Scan the data beneath this task and copy each line that includes "falava".
----- DATA
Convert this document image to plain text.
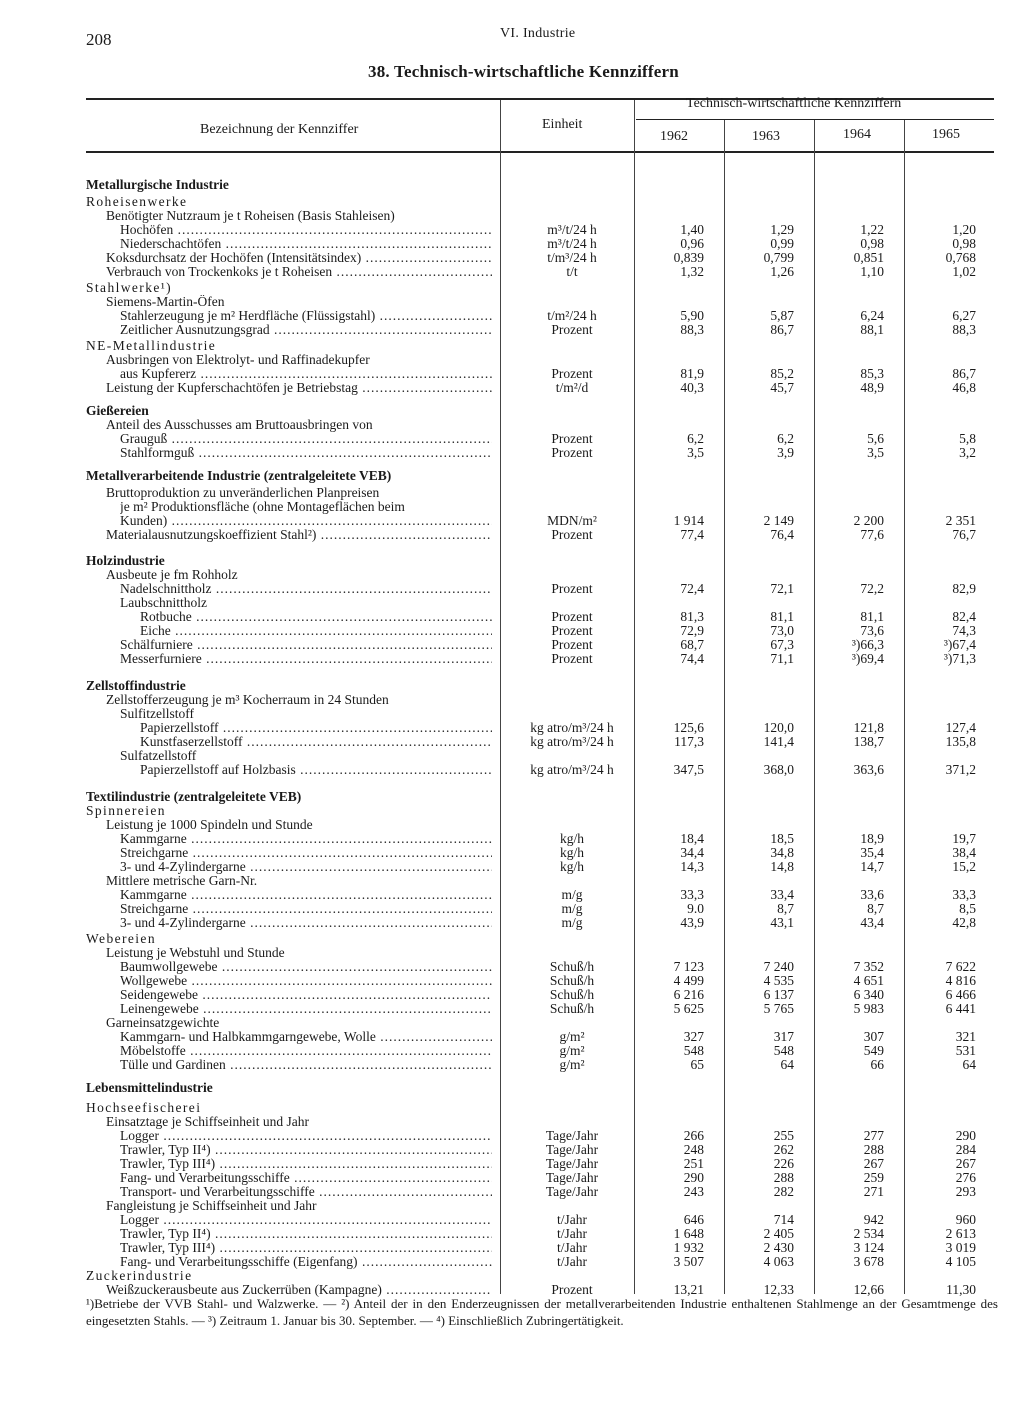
208	VI. Industrie
38. Technisch-wirtschaftliche Kennziffern
Bezeichnung der Kennziffer	Einheit
Technisch-wirtschaftliche Kennziffern
1962	1963	1964	1965
Metallurgische Industrie
Roheisenwerke
Benötigter Nutzraum je t Roheisen (Basis Stahleisen)
Hochöfen .....	m³/t/24 h	1,40	1,29	1,22	1,20
Niederschachtöfen .....	m³/t/24 h	0,96	0,99	0,98	0,98
Koksdurchsatz der Hochöfen (Intensitätsindex) .....	t/m³/24 h	0,839	0,799	0,851	0,768
Verbrauch von Trockenkoks je t Roheisen .....	t/t	1,32	1,26	1,10	1,02
Stahlwerke¹)
Siemens-Martin-Öfen
Stahlerzeugung je m² Herdfläche (Flüssigstahl) .....	t/m²/24 h	5,90	5,87	6,24	6,27
Zeitlicher Ausnutzungsgrad .....	Prozent	88,3	86,7	88,1	88,3
NE-Metallindustrie
Ausbringen von Elektrolyt- und Raffinadekupfer
aus Kupfererz .....	Prozent	81,9	85,2	85,3	86,7
Leistung der Kupferschachtöfen je Betriebstag .....	t/m²/d	40,3	45,7	48,9	46,8
Gießereien
Anteil des Ausschusses am Bruttoausbringen von
Grauguß .....	Prozent	6,2	6,2	5,6	5,8
Stahlformguß .....	Prozent	3,5	3,9	3,5	3,2
Metallverarbeitende Industrie (zentralgeleitete VEB)
Bruttoproduktion zu unveränderlichen Planpreisen
je m² Produktionsfläche (ohne Montageflächen beim
Kunden) .....	MDN/m²	1 914	2 149	2 200	2 351
Materialausnutzungskoeffizient Stahl²) .....	Prozent	77,4	76,4	77,6	76,7
Holzindustrie
Ausbeute je fm Rohholz
Nadelschnittholz .....	Prozent	72,4	72,1	72,2	82,9
Laubschnittholz
Rotbuche .....	Prozent	81,3	81,1	81,1	82,4
Eiche .....	Prozent	72,9	73,0	73,6	74,3
Schälfurniere .....	Prozent	68,7	67,3	³)66,3	³)67,4
Messerfurniere .....	Prozent	74,4	71,1	³)69,4	³)71,3
Zellstoffindustrie
Zellstofferzeugung je m³ Kocherraum in 24 Stunden
Sulfitzellstoff
Papierzellstoff .....	kg atro/m³/24 h	125,6	120,0	121,8	127,4
Kunstfaserzellstoff .....	kg atro/m³/24 h	117,3	141,4	138,7	135,8
Sulfatzellstoff
Papierzellstoff auf Holzbasis .....	kg atro/m³/24 h	347,5	368,0	363,6	371,2
Textilindustrie (zentralgeleitete VEB)
Spinnereien
Leistung je 1000 Spindeln und Stunde
Kammgarne .....	kg/h	18,4	18,5	18,9	19,7
Streichgarne .....	kg/h	34,4	34,8	35,4	38,4
3- und 4-Zylindergarne .....	kg/h	14,3	14,8	14,7	15,2
Mittlere metrische Garn-Nr.
Kammgarne .....	m/g	33,3	33,4	33,6	33,3
Streichgarne .....	m/g	9.0	8,7	8,7	8,5
3- und 4-Zylindergarne .....	m/g	43,9	43,1	43,4	42,8
Webereien
Leistung je Webstuhl und Stunde
Baumwollgewebe .....	Schuß/h	7 123	7 240	7 352	7 622
Wollgewebe .....	Schuß/h	4 499	4 535	4 651	4 816
Seidengewebe .....	Schuß/h	6 216	6 137	6 340	6 466
Leinengewebe .....	Schuß/h	5 625	5 765	5 983	6 441
Garneinsatzgewichte
Kammgarn- und Halbkammgarngewebe, Wolle .....	g/m²	327	317	307	321
Möbelstoffe .....	g/m²	548	548	549	531
Tülle und Gardinen .....	g/m²	65	64	66	64
Lebensmittelindustrie
Hochseefischerei
Einsatztage je Schiffseinheit und Jahr
Logger .....	Tage/Jahr	266	255	277	290
Trawler, Typ II⁴) .....	Tage/Jahr	248	262	288	284
Trawler, Typ III⁴) .....	Tage/Jahr	251	226	267	267
Fang- und Verarbeitungsschiffe .....	Tage/Jahr	290	288	259	276
Transport- und Verarbeitungsschiffe .....	Tage/Jahr	243	282	271	293
Fangleistung je Schiffseinheit und Jahr
Logger .....	t/Jahr	646	714	942	960
Trawler, Typ II⁴) .....	t/Jahr	1 648	2 405	2 534	2 613
Trawler, Typ III⁴) .....	t/Jahr	1 932	2 430	3 124	3 019
Fang- und Verarbeitungsschiffe (Eigenfang) .....	t/Jahr	3 507	4 063	3 678	4 105
Zuckerindustrie
Weißzuckerausbeute aus Zuckerrüben (Kampagne) .....	Prozent	13,21	12,33	12,66	11,30
¹)Betriebe der VVB Stahl- und Walzwerke. — ²) Anteil der in den Enderzeugnissen der metallverarbeitenden Industrie enthaltenen Stahlmenge an der Gesamtmenge des eingesetzten Stahls. — ³) Zeitraum 1. Januar bis 30. September. — ⁴) Einschließlich Zubringertätigkeit.
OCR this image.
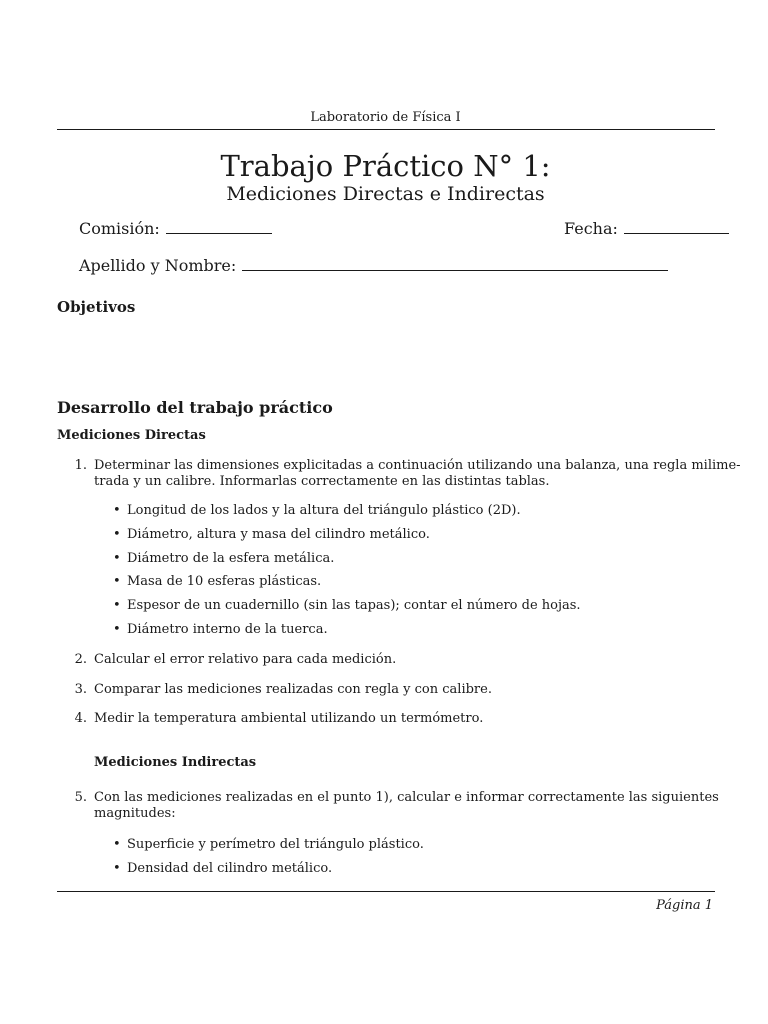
Laboratorio de Física I
Trabajo Práctico N° 1:
Mediciones Directas e Indirectas
Comisión:	Fecha:
Apellido y Nombre:
Objetivos
Desarrollo del trabajo práctico
Mediciones Directas
1. Determinar las dimensiones explicitadas a continuación utilizando una balanza, una regla milime-
trada y un calibre. Informarlas correctamente en las distintas tablas.
• Longitud de los lados y la altura del triángulo plástico (2D).
• Diámetro, altura y masa del cilindro metálico.
• Diámetro de la esfera metálica.
• Masa de 10 esferas plásticas.
• Espesor de un cuadernillo (sin las tapas); contar el número de hojas.
• Diámetro interno de la tuerca.
2. Calcular el error relativo para cada medición.
3. Comparar las mediciones realizadas con regla y con calibre.
4. Medir la temperatura ambiental utilizando un termómetro.
Mediciones Indirectas
5. Con las mediciones realizadas en el punto 1), calcular e informar correctamente las siguientes
magnitudes:
• Superficie y perímetro del triángulo plástico.
• Densidad del cilindro metálico.
Página 1
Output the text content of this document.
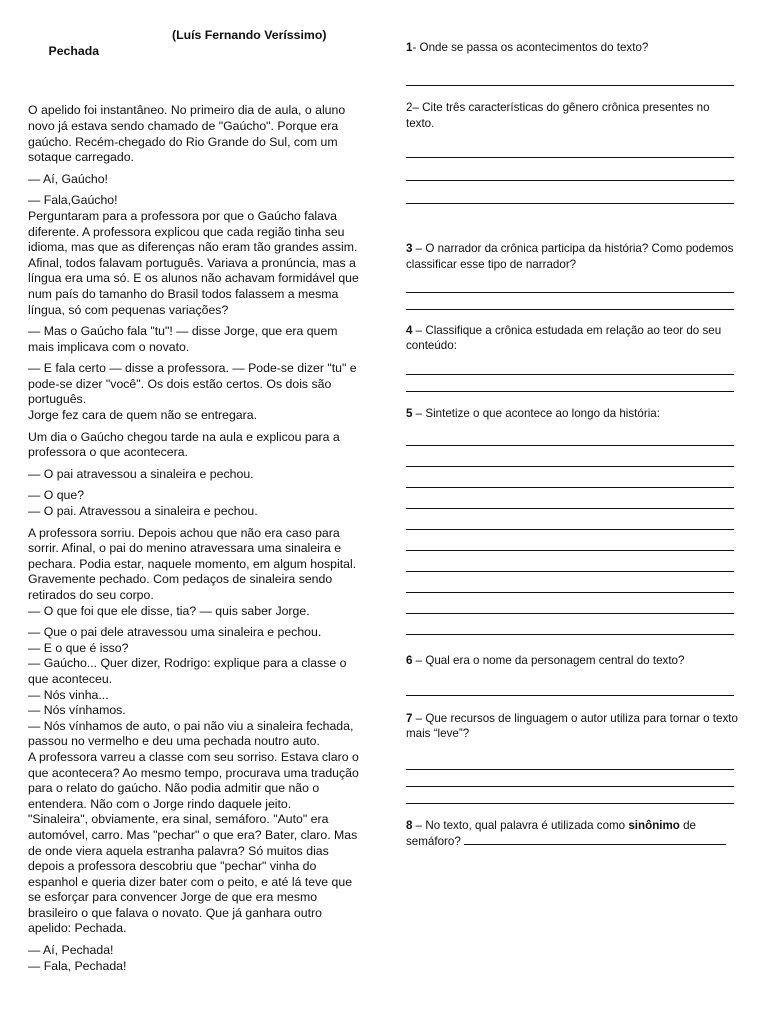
Pechada

(Luís Fernando Veríssimo)

O apelido foi instantâneo. No primeiro dia de aula, o aluno novo já estava sendo chamado de "Gaúcho". Porque era gaúcho. Recém-chegado do Rio Grande do Sul, com um sotaque carregado.

— Aí, Gaúcho!

— Fala,Gaúcho!

Perguntaram para a professora por que o Gaúcho falava diferente. A professora explicou que cada região tinha seu idioma, mas que as diferenças não eram tão grandes assim. Afinal, todos falavam português. Variava a pronúncia, mas a língua era uma só. E os alunos não achavam formidável que num país do tamanho do Brasil todos falassem a mesma língua, só com pequenas variações?

— Mas o Gaúcho fala "tu"! — disse Jorge, que era quem mais implicava com o novato.

— E fala certo — disse a professora. — Pode-se dizer "tu" e pode-se dizer "você". Os dois estão certos. Os dois são português.

Jorge fez cara de quem não se entregara.

Um dia o Gaúcho chegou tarde na aula e explicou para a professora o que acontecera.

— O pai atravessou a sinaleira e pechou.

— O que?

— O pai. Atravessou a sinaleira e pechou.

A professora sorriu. Depois achou que não era caso para sorrir. Afinal, o pai do menino atravessara uma sinaleira e pechara. Podia estar, naquele momento, em algum hospital. Gravemente pechado. Com pedaços de sinaleira sendo retirados do seu corpo.

— O que foi que ele disse, tia? — quis saber Jorge.

— Que o pai dele atravessou uma sinaleira e pechou.

— E o que é isso?

— Gaúcho... Quer dizer, Rodrigo: explique para a classe o que aconteceu.

— Nós vinha...

— Nós vínhamos.

— Nós vínhamos de auto, o pai não viu a sinaleira fechada, passou no vermelho e deu uma pechada noutro auto.

A professora varreu a classe com seu sorriso. Estava claro o que acontecera? Ao mesmo tempo, procurava uma tradução para o relato do gaúcho. Não podia admitir que não o entendera. Não com o Jorge rindo daquele jeito.

"Sinaleira", obviamente, era sinal, semáforo. "Auto" era automóvel, carro. Mas "pechar" o que era? Bater, claro. Mas de onde viera aquela estranha palavra? Só muitos dias depois a professora descobriu que "pechar" vinha do espanhol e queria dizer bater com o peito, e até lá teve que se esforçar para convencer Jorge de que era mesmo brasileiro o que falava o novato. Que já ganhara outro apelido: Pechada.

— Aí, Pechada!

— Fala, Pechada!

1- Onde se passa os acontecimentos do texto?
2– Cite três características do gênero crônica presentes no texto.
3 – O narrador da crônica participa da história? Como podemos classificar esse tipo de narrador?
4 – Classifique a crônica estudada em relação ao teor do seu conteúdo:
5 – Sintetize o que acontece ao longo da história:
6 – Qual era o nome da personagem central do texto?
7 – Que recursos de linguagem o autor utiliza para tornar o texto mais “leve”?
8 – No texto, qual palavra é utilizada como sinônimo de semáforo?
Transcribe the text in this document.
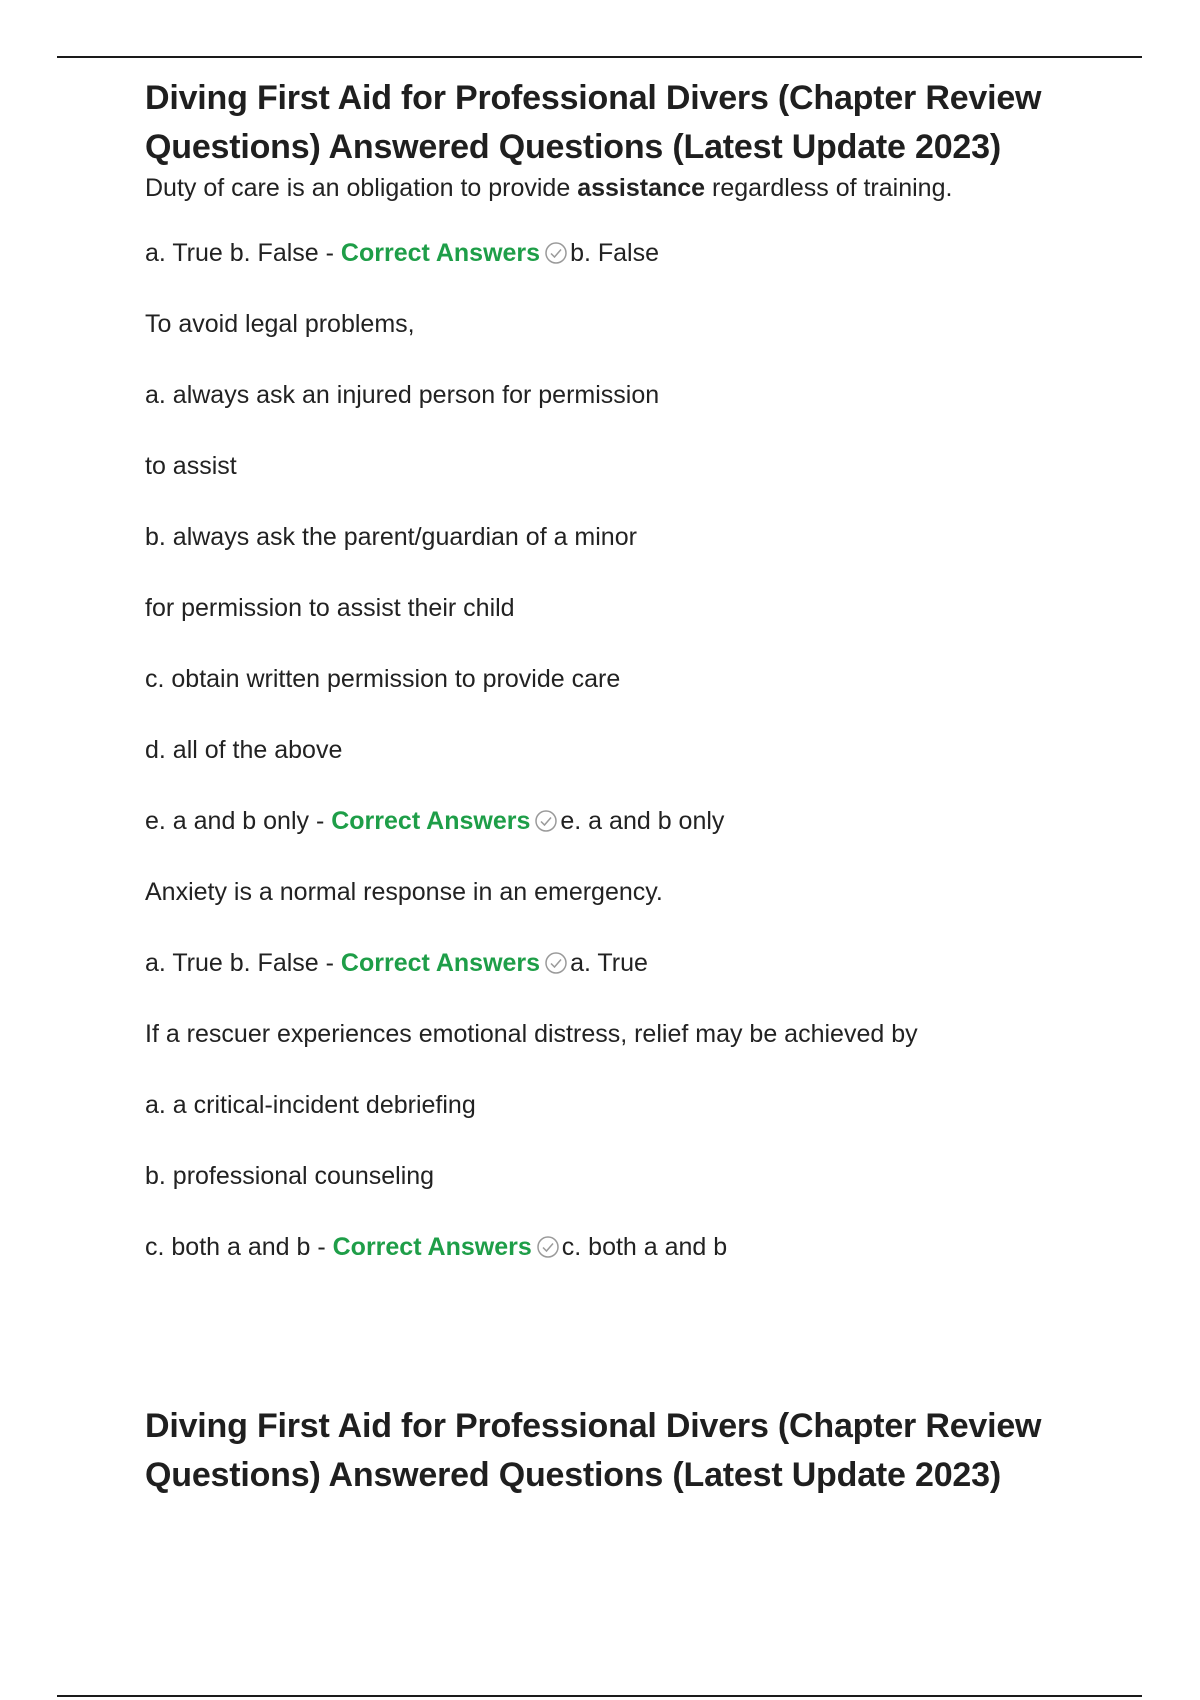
Diving First Aid for Professional Divers (Chapter Review Questions) Answered Questions (Latest Update 2023)

Duty of care is an obligation to provide assistance regardless of training.

a. True b. False - Correct Answers b. False

To avoid legal problems,

a. always ask an injured person for permission

to assist

b. always ask the parent/guardian of a minor

for permission to assist their child

c. obtain written permission to provide care

d. all of the above

e. a and b only - Correct Answers e. a and b only

Anxiety is a normal response in an emergency.

a. True b. False - Correct Answers a. True

If a rescuer experiences emotional distress, relief may be achieved by

a. a critical-incident debriefing

b. professional counseling

c. both a and b - Correct Answers c. both a and b

Diving First Aid for Professional Divers (Chapter Review Questions) Answered Questions (Latest Update 2023)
----------
• FULL ANSWER:
Perguntaram para a professora por que o Gaúcho falava diferente. A professora explicou que cada região tinha seu idioma, mas que as diferenças não eram tão grandes assim. Afinal, todos falavam português. Variava a pronúncia, mas a língua era uma só. E os alunos não achavam formidável que num país do tamanho do Brasil todos falassem a mesma língua, só com pequenas variações?
"Sinaleira", obviamente, era sinal, semáforo. "Auto" era automóvel, carro. Mas "pechar" o que era? Bater, claro. Mas de onde viera aquela estranha palavra? Só muitos dias depois a professora descobriu que "pechar" vinha do espanhol e queria dizer bater com o peito, e até lá teve que se esforçar para convencer Jorge de que era mesmo brasileiro o que falava o novato. Que já ganhara outro apelido: Pechada.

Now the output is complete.